OBIETTIVO 1:
Trascrivi alla lettera il passo del testo sui preti morti che inizia da "Mentre ti scrivo" e termina con "gravissime per tutti!".
OBIETTIVO 2:
Restituisci senza alcuna modifica le righe dei record, partendo dall'inizio dei record e arrivando fino alla riga che contiene "The gas flow 131 is at (535, 380).", compresa. Escludi le immagini dalla risposta.

TESTO CITATO:

++++++++++++++++++++

Mentre ti scrivo un amico mi comunica la notizia che è morto don Fausto Resmini, che io conoscevo molto bene. Ormai i preti morti sono oltre una ventina. Quali pensieri ti suggerisce questo fatto: i molti preti che muoiono in mezzo a molti, moltissimi fedeli come muoiono come loro? È proprio un dramma…Angelo

Sì, caro Angelo, quello che stiamo attraversando è veramente un dramma, una tragedia dalle conseguenze gravissime per tutti!

Pastori che si ammalano e muoiono come la “loro” gente

Anche i nostri pastori e i nostri consacrati non sono esenti da questo contagio che porta sovente alla morte! Attualmente la nostra diocesi ha perso oltre 20 preti e non è poco! “Stiamo vivendo questa pena condividendola con quella delle nostre comunità insieme al numero dei contagiati, dei malati e un elevato numero di morti – ha affermato il nostro vescovo in un’intervista. Non siamo separati dalla nostra comunità nemmeno nel passaggio della morte”.

++++++++++++++++++++

DATI FORNITI:
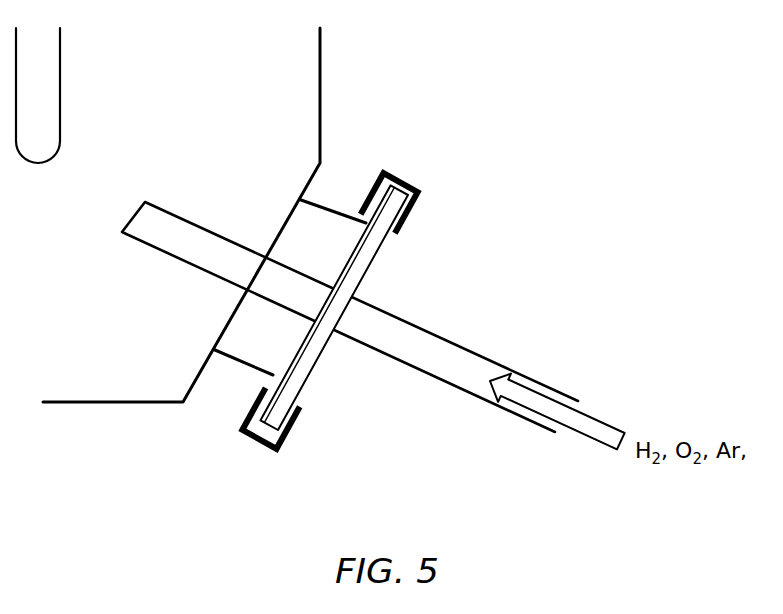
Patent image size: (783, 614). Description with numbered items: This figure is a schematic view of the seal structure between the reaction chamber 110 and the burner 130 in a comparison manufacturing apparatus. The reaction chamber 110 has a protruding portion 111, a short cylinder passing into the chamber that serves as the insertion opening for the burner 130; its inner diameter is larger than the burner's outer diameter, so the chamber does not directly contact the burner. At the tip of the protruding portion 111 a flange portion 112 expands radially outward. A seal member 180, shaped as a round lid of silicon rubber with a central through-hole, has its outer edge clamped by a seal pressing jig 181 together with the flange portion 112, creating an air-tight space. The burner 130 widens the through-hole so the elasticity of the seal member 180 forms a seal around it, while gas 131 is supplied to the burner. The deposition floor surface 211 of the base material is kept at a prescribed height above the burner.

The reaction chamber 110 is at (321, 91).
The protruding portion 111 is at (323, 207).
The flange portion 112 is at (273, 376).
The burner 130 is at (191, 223).
The gas flow 131 is at (535, 380).
The seal member 180 is at (324, 371).
The seal pressing jig 181 is at (427, 193).
The deposition floor surface 211 is at (60, 97).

++++++++++++++++++++

RISPOSTA SVOLTA 1:
Mentre ti scrivo un amico mi comunica la notizia che è morto don Fausto Resmini, che io conoscevo molto bene. Ormai i preti morti sono oltre una ventina. Quali pensieri ti suggerisce questo fatto: i molti preti che muoiono in mezzo a molti, moltissimi fedeli come muoiono come loro? È proprio un dramma…Angelo

Sì, caro Angelo, quello che stiamo attraversando è veramente un dramma, una tragedia dalle conseguenze gravissime per tutti!

RISPOSTA SVOLTA 2:
Patent image size: (783, 614). Description with numbered items: This figure is a schematic view of the seal structure between the reaction chamber 110 and the burner 130 in a comparison manufacturing apparatus. The reaction chamber 110 has a protruding portion 111, a short cylinder passing into the chamber that serves as the insertion opening for the burner 130; its inner diameter is larger than the burner's outer diameter, so the chamber does not directly contact the burner. At the tip of the protruding portion 111 a flange portion 112 expands radially outward. A seal member 180, shaped as a round lid of silicon rubber with a central through-hole, has its outer edge clamped by a seal pressing jig 181 together with the flange portion 112, creating an air-tight space. The burner 130 widens the through-hole so the elasticity of the seal member 180 forms a seal around it, while gas 131 is supplied to the burner. The deposition floor surface 211 of the base material is kept at a prescribed height above the burner.

The reaction chamber 110 is at (321, 91).
The protruding portion 111 is at (323, 207).
The flange portion 112 is at (273, 376).
The burner 130 is at (191, 223).
The gas flow 131 is at (535, 380).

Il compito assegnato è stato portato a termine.